**PROBLEM**
Find and copy each line of the records where the string "Gire" shows up.

════════════════

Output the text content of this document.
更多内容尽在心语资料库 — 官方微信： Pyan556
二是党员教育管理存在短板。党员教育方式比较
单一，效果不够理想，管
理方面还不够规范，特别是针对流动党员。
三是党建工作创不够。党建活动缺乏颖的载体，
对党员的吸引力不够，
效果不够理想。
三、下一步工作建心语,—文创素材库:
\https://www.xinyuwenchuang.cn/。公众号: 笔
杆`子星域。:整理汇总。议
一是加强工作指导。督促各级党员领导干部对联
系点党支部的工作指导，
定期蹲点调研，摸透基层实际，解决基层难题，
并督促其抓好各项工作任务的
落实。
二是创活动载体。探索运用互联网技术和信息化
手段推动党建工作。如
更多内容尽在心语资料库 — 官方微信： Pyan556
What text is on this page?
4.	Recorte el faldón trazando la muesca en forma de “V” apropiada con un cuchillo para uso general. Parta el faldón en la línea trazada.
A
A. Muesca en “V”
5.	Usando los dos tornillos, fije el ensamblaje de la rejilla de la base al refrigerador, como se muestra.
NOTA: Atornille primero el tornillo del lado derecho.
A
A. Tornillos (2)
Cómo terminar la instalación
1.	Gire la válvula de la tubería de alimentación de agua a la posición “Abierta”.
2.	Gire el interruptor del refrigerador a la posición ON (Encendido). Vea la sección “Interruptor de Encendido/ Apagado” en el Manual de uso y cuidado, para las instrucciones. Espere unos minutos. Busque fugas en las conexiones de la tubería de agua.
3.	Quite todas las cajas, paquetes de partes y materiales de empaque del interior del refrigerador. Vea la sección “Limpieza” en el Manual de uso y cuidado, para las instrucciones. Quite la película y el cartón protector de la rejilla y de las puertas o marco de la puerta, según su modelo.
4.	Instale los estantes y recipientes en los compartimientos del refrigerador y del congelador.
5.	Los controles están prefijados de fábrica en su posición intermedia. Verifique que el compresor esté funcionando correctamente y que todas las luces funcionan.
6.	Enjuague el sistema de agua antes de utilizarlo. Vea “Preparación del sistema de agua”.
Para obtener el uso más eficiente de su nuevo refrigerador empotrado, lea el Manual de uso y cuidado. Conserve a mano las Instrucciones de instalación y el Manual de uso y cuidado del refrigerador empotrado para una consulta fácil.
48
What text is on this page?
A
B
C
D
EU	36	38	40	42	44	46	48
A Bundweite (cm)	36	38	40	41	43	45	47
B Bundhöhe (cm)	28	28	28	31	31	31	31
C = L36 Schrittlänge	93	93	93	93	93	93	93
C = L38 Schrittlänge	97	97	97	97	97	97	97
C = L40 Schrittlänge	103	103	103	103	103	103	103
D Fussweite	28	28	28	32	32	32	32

════════════════

**ANSWER TO THE EXERCISE**
1.	Gire la válvula de la tubería de alimentación de agua a la posición “Abierta”.
2.	Gire el interruptor del refrigerador a la posición ON (Encendido). Vea la sección “Interruptor de Encendido/ Apagado” en el Manual de uso y cuidado, para las instrucciones. Espere unos minutos. Busque fugas en las conexiones de la tubería de agua.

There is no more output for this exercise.